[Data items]
⁂
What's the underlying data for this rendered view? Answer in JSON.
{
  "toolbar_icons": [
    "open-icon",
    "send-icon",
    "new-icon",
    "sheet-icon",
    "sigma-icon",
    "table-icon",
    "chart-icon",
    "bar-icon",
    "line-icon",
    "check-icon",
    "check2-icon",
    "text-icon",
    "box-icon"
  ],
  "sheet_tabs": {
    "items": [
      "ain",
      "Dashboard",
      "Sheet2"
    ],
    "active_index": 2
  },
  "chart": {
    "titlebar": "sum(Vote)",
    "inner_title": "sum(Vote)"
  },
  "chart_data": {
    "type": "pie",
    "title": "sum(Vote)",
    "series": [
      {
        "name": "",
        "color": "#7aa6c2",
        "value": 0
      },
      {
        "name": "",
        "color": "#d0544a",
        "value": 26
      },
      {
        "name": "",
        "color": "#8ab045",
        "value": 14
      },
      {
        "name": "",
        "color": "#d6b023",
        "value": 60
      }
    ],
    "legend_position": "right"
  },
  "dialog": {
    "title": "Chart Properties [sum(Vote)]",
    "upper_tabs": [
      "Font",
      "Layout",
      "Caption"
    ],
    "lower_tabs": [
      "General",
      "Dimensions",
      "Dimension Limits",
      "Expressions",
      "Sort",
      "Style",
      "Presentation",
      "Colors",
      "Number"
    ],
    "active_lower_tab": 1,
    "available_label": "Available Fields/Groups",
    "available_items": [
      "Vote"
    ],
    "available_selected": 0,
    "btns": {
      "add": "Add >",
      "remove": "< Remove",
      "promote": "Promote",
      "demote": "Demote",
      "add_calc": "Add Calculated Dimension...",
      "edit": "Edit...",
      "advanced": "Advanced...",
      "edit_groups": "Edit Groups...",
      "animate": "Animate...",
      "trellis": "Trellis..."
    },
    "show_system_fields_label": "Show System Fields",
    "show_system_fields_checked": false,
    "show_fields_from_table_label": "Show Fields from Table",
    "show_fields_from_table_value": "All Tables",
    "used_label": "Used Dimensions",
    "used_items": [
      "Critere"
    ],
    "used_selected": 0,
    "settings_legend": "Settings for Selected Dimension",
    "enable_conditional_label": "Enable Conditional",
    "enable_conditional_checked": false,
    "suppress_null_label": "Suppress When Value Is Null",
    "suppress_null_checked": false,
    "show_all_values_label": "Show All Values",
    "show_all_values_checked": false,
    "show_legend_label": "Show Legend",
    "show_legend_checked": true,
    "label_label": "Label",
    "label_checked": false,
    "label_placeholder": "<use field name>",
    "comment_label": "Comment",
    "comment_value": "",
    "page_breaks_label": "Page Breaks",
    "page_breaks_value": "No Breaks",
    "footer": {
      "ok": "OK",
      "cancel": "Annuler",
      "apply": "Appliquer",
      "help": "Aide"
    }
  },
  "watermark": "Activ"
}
⁂
• Exercise requirements: Retype the whole listing above exactly.

• Output of the task:
What's the underlying data for this rendered view? Answer in JSON.
{
  "toolbar_icons": [
    "open-icon",
    "send-icon",
    "new-icon",
    "sheet-icon",
    "sigma-icon",
    "table-icon",
    "chart-icon",
    "bar-icon",
    "line-icon",
    "check-icon",
    "check2-icon",
    "text-icon",
    "box-icon"
  ],
  "sheet_tabs": {
    "items": [
      "ain",
      "Dashboard",
      "Sheet2"
    ],
    "active_index": 2
  },
  "chart": {
    "titlebar": "sum(Vote)",
    "inner_title": "sum(Vote)"
  },
  "chart_data": {
    "type": "pie",
    "title": "sum(Vote)",
    "series": [
      {
        "name": "",
        "color": "#7aa6c2",
        "value": 0
      },
      {
        "name": "",
        "color": "#d0544a",
        "value": 26
      },
      {
        "name": "",
        "color": "#8ab045",
        "value": 14
      },
      {
        "name": "",
        "color": "#d6b023",
        "value": 60
      }
    ],
    "legend_position": "right"
  },
  "dialog": {
    "title": "Chart Properties [sum(Vote)]",
    "upper_tabs": [
      "Font",
      "Layout",
      "Caption"
    ],
    "lower_tabs": [
      "General",
      "Dimensions",
      "Dimension Limits",
      "Expressions",
      "Sort",
      "Style",
      "Presentation",
      "Colors",
      "Number"
    ],
    "active_lower_tab": 1,
    "available_label": "Available Fields/Groups",
    "available_items": [
      "Vote"
    ],
    "available_selected": 0,
    "btns": {
      "add": "Add >",
      "remove": "< Remove",
      "promote": "Promote",
      "demote": "Demote",
      "add_calc": "Add Calculated Dimension...",
      "edit": "Edit...",
      "advanced": "Advanced...",
      "edit_groups": "Edit Groups...",
      "animate": "Animate...",
      "trellis": "Trellis..."
    },
    "show_system_fields_label": "Show System Fields",
    "show_system_fields_checked": false,
    "show_fields_from_table_label": "Show Fields from Table",
    "show_fields_from_table_value": "All Tables",
    "used_label": "Used Dimensions",
    "used_items": [
      "Critere"
    ],
    "used_selected": 0,
    "settings_legend": "Settings for Selected Dimension",
    "enable_conditional_label": "Enable Conditional",
    "enable_conditional_checked": false,
    "suppress_null_label": "Suppress When Value Is Null",
    "suppress_null_checked": false,
    "show_all_values_label": "Show All Values",
    "show_all_values_checked": false,
    "show_legend_label": "Show Legend",
    "show_legend_checked": true,
    "label_label": "Label",
    "label_checked": false,
    "label_placeholder": "<use field name>",
    "comment_label": "Comment",
    "comment_value": "",
    "page_breaks_label": "Page Breaks",
    "page_breaks_value": "No Breaks",
    "footer": {
      "ok": "OK",
      "cancel": "Annuler",
      "apply": "Appliquer",
      "help": "Aide"
    }
  },
  "watermark": "Activ"
}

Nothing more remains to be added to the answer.